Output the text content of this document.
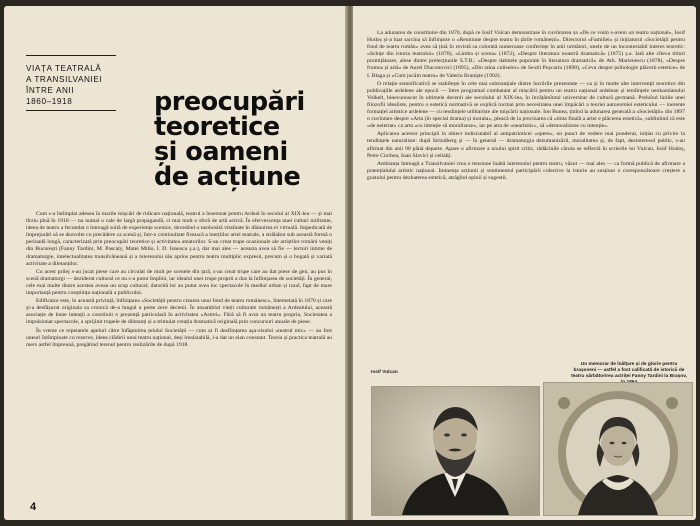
VIAȚA TEATRALĂ
A TRANSILVANIEI
ÎNTRE ANII
1860–1918	preocupări
teoretice
și oameni
de acțiune

Cum s-a întîmplat adesea în marile mișcări de ridicare națională, teatrul a însemnat pentru Ardeal în secolul al XIX-lea — și mai tîrziu pînă în 1918 — nu numai o cale de largă propagandă, ci mai mult o sferă de artă activă. În efervescența unei culturi militante, ideea de teatru a fecundat o întreagă suită de experiențe scenice, dovedind o neobosită vitalitate în dăinuirea ei virtuală. Impedicată de împrejurări să se dezvolte cu precădere ca scenă și, într-o continuitate firească a inerțiilor artei teatrale, a străbătut sub această formă o perioadă lungă, caracterizată prin preocupări teoretice și activitatea amatorilor. S-au creat trupe ocazionale ale artiștilor români veniți din București (Fanny Tardini, M. Pascaly, Matei Millo, I. D. Ionescu ș.a.), dar mai ales — aceasta avea să fie — lecturi intime de dramaturgie, intelectualitatea transilvăneană și a interesului său aprins pentru teatru multiplic expresii, precum și o bogată și variată activitate a diletanților.

Cu acest prilej s-au jucat piese care au circulat de mult pe scenele din țară, s-au creat trupe care au dat piese de gen, au pus în scenă dramaturgi — deziderat cultural ce nu s-a putut împlini, iar idealul unei trupe proprii a dus la înființarea de societăți. În general, cele mai multe dintre acestea aveau un scop cultural; datorită lor au putut avea loc spectacole în mediul urban și rural, fapt de mare importanță pentru conștiința națională a publicului.

Edificator este, în această privință, înființarea «Societății pentru crearea unui fond de teatru românesc», întemeiată în 1870 și care și-a desfășurat originala sa cronică de-a lungul a peste zece decenii. În ansamblul vieții culturale românești a Ardealului, această asociație de bune intenții a constituit o prezență particulară în activitatea «Astrei». Fără să fi avut un teatru propriu, Societatea a impulsionat spectacole, a sprijinit trupele de diletanți și a stimulat creația dramatică originală prin concursuri anuale de piese.

În vreme ce repetatele apeluri către înfăptuirea țelului Societății — cum ar fi desființarea aşa-zisului «teatrul mic» — au fost uneori întîmpinate cu rezerve, ideea clădirii unui teatru național, deși irealizabilă, i-a dat un elan constant. Teoria și practica teatrală au mers astfel împreună, pregătind terenul pentru realizările de după 1918.

4

La adunarea de constituire din 1870, după ce Iosif Vulcan demonstrase în cuvîntarea sa «De ce voim s-avem un teatru național», Iosif Hodoș și-a luat sarcina să înființeze o «Reuniune despre teatru în țările românești». Directorul «Familiei» și inițiatorul «Societății pentru fond de teatru român» avea să țină în revistă sa colorată numeroase conferințe în anii următori, unele de un incontestabil interes teoretic: «Schițe din istoria teatrului» (1870), «Limba și scena» (1872), «Despre literatura noastră dramatică» (1875) ș.a. Iată alte cîteva titluri promițătoare, alese dintre prelecțiunile S.T.R.: «Despre datinele poporale în literatura dramatică» de Ath. Marienescu (1878), «Despre frumos și artă» de Aurel Diaconovici (1895), «Din taina culiselor» de Sextil Pușcariu (1898), «Ceva despre psihologie plăcerii estetice» de I. Blaga și «Cum jucăm teatru» de Valeriu Branişte (1902).

O relație semnificativă se stabilește în cele mai substanțiale dintre lucrările prezentate — ca și în multe alte intervenții teoretice din publicațiile ardelene ale epocii — între programul combatant al mișcării pentru un teatru național ardelean și tendințele neokantianului Volkelt, binecunoscut în ultimele decenii ale secolului al XIX-lea, în învățămîntul universitar de cultură germană. Preluînd liniile unei filozofii idealiste, pentru o estetică normativă se explică tocmai prin necesitatea unei împăcări a teoriei autonomiei esteticului — inerente formației artistice ardelene — cu tendințele utilitariste ale mișcării naționale. Ion Bunea, ținînd la adunarea generală a «Societății» din 1897 o cuvîntare despre «Arta (în special drama) și morala», pleacă de la precizarea că «tinta finală a artei e plăcerea estetică», subliniind că este «de neiertat» ca arta «cu intenție să moralizeze», iar pe arta de «neartistic», să «demoralizeze cu intenție».

Aplicarea acestor principii la obiect indiscutabil al antipatrioticei «opere», un punct de vedere mai ponderat, inițiat cu privire la tendințele naturaliste: după Strindberg și — în general — dramaturgia dezumanizării, moralitatea și, de fapt, dezinteresul public, s-au afirmat din anii 90 până departe. Apare o afirmare a noului spirit critic, rădăcinile căruia se reflectă în scrierile lui Vulcan, Iosif Hodoș, Petre Ciorbea, Ioan Slavici și ceilalți.

Ambianța întreagă a Transilvaniei crea o tensiune înaltă interesului pentru teatru, văzut — mai ales — ca formă publică de afirmare a potențialului artistic național. Iminența acțiunii și sentimentul participării colective la istorie au susținut o corespunzătoare creștere a gustului pentru dezbaterea estetică, atrăgînd opinii și sugestii.

Iosif Vulcan
Un memorar de înălțare și de glorie pentru brașoveni — astfel a fost calificată de istoricii de teatru sărbătorirea actriței Fanny Tardini la Brașov,
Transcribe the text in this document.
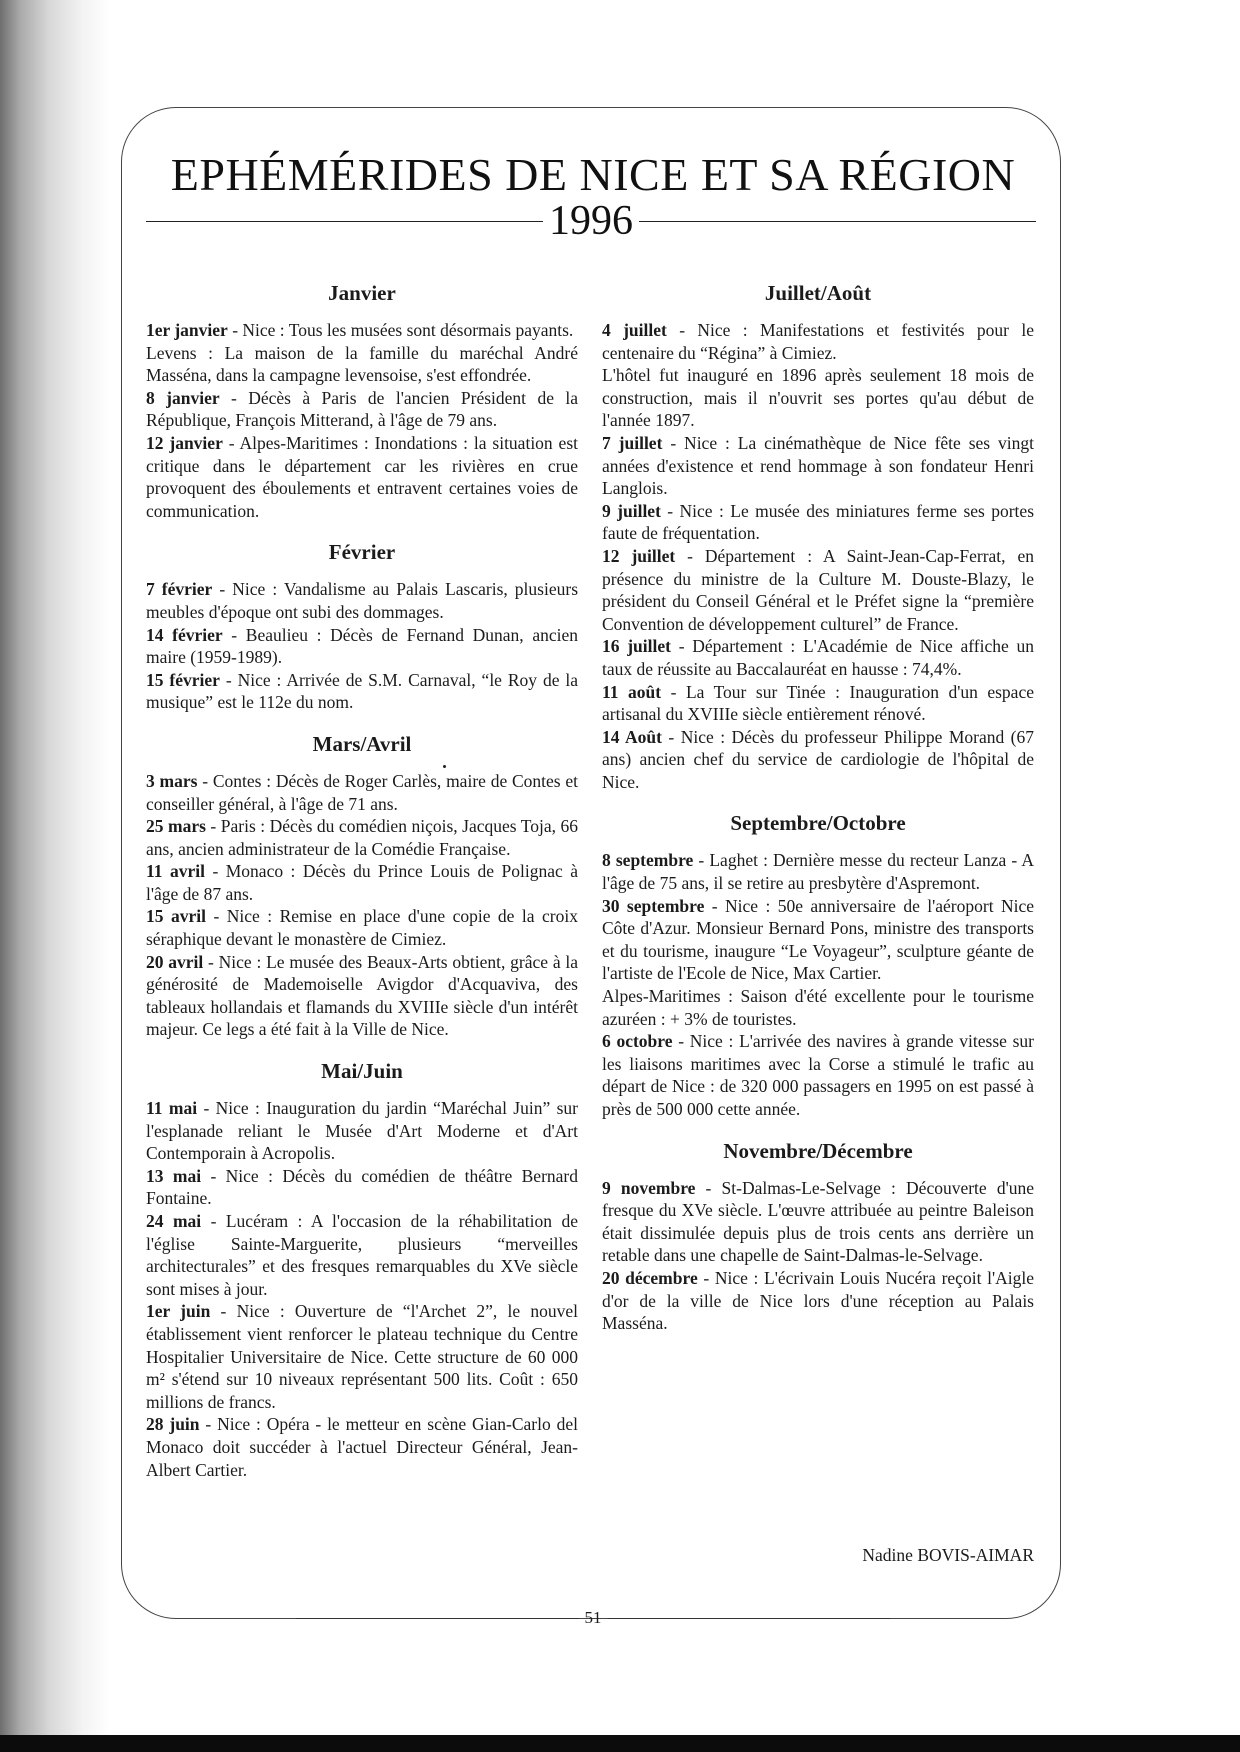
EPHÉMÉRIDES DE NICE ET SA RÉGION
1996
Janvier

1er janvier - Nice : Tous les musées sont désormais payants.

Levens : La maison de la famille du maréchal André Masséna, dans la campagne levensoise, s'est effondrée.

8 janvier - Décès à Paris de l'ancien Président de la République, François Mitterand, à l'âge de 79 ans.

12 janvier - Alpes-Maritimes : Inondations : la situation est critique dans le département car les rivières en crue provoquent des éboulements et entravent certaines voies de communication.

Février

7 février - Nice : Vandalisme au Palais Lascaris, plusieurs meubles d'époque ont subi des dommages.

14 février - Beaulieu : Décès de Fernand Dunan, ancien maire (1959-1989).

15 février - Nice : Arrivée de S.M. Carnaval, “le Roy de la musique” est le 112e du nom.

Mars/Avril

3 mars - Contes : Décès de Roger Carlès, maire de Contes et conseiller général, à l'âge de 71 ans.

25 mars - Paris : Décès du comédien niçois, Jacques Toja, 66 ans, ancien administrateur de la Comédie Française.

11 avril - Monaco : Décès du Prince Louis de Polignac à l'âge de 87 ans.

15 avril - Nice : Remise en place d'une copie de la croix séraphique devant le monastère de Cimiez.

20 avril - Nice : Le musée des Beaux-Arts obtient, grâce à la générosité de Mademoiselle Avigdor d'Acquaviva, des tableaux hollandais et flamands du XVIIIe siècle d'un intérêt majeur. Ce legs a été fait à la Ville de Nice.

Mai/Juin

11 mai - Nice : Inauguration du jardin “Maréchal Juin” sur l'esplanade reliant le Musée d'Art Moderne et d'Art Contemporain à Acropolis.

13 mai - Nice : Décès du comédien de théâtre Bernard Fontaine.

24 mai - Lucéram : A l'occasion de la réhabilitation de l'église Sainte-Marguerite, plusieurs “merveilles architecturales” et des fresques remarquables du XVe siècle sont mises à jour.

1er juin - Nice : Ouverture de “l'Archet 2”, le nouvel établissement vient renforcer le plateau technique du Centre Hospitalier Universitaire de Nice. Cette structure de 60 000 m² s'étend sur 10 niveaux représentant 500 lits. Coût : 650 millions de francs.

28 juin - Nice : Opéra - le metteur en scène Gian-Carlo del Monaco doit succéder à l'actuel Directeur Général, Jean-Albert Cartier.

Juillet/Août

4 juillet - Nice : Manifestations et festivités pour le centenaire du “Régina” à Cimiez.

L'hôtel fut inauguré en 1896 après seulement 18 mois de construction, mais il n'ouvrit ses portes qu'au début de l'année 1897.

7 juillet - Nice : La cinémathèque de Nice fête ses vingt années d'existence et rend hommage à son fondateur Henri Langlois.

9 juillet - Nice : Le musée des miniatures ferme ses portes faute de fréquentation.

12 juillet - Département : A Saint-Jean-Cap-Ferrat, en présence du ministre de la Culture M. Douste-Blazy, le président du Conseil Général et le Préfet signe la “première Convention de développement culturel” de France.

16 juillet - Département : L'Académie de Nice affiche un taux de réussite au Baccalauréat en hausse : 74,4%.

11 août - La Tour sur Tinée : Inauguration d'un espace artisanal du XVIIIe siècle entièrement rénové.

14 Août - Nice : Décès du professeur Philippe Morand (67 ans) ancien chef du service de cardiologie de l'hôpital de Nice.

Septembre/Octobre

8 septembre - Laghet : Dernière messe du recteur Lanza - A l'âge de 75 ans, il se retire au presbytère d'Aspremont.

30 septembre - Nice : 50e anniversaire de l'aéroport Nice Côte d'Azur. Monsieur Bernard Pons, ministre des transports et du tourisme, inaugure “Le Voyageur”, sculpture géante de l'artiste de l'Ecole de Nice, Max Cartier.

Alpes-Maritimes : Saison d'été excellente pour le tourisme azuréen : + 3% de touristes.

6 octobre - Nice : L'arrivée des navires à grande vitesse sur les liaisons maritimes avec la Corse a stimulé le trafic au départ de Nice : de 320 000 passagers en 1995 on est passé à près de 500 000 cette année.

Novembre/Décembre

9 novembre - St-Dalmas-Le-Selvage : Découverte d'une fresque du XVe siècle. L'œuvre attribuée au peintre Baleison était dissimulée depuis plus de trois cents ans derrière un retable dans une chapelle de Saint-Dalmas-le-Selvage.

20 décembre - Nice : L'écrivain Louis Nucéra reçoit l'Aigle d'or de la ville de Nice lors d'une réception au Palais Masséna.

Nadine BOVIS-AIMAR
51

____________________

Copy out each line in the listing that has the word "ancien".

8 janvier - Décès à Paris de l'ancien Président de la République, François Mitterand, à l'âge de 79 ans.
14 février - Beaulieu : Décès de Fernand Dunan, ancien maire (1959-1989).
25 mars - Paris : Décès du comédien niçois, Jacques Toja, 66 ans, ancien administrateur de la Comédie Française.
14 Août - Nice : Décès du professeur Philippe Morand (67 ans) ancien chef du service de cardiologie de l'hôpital de Nice.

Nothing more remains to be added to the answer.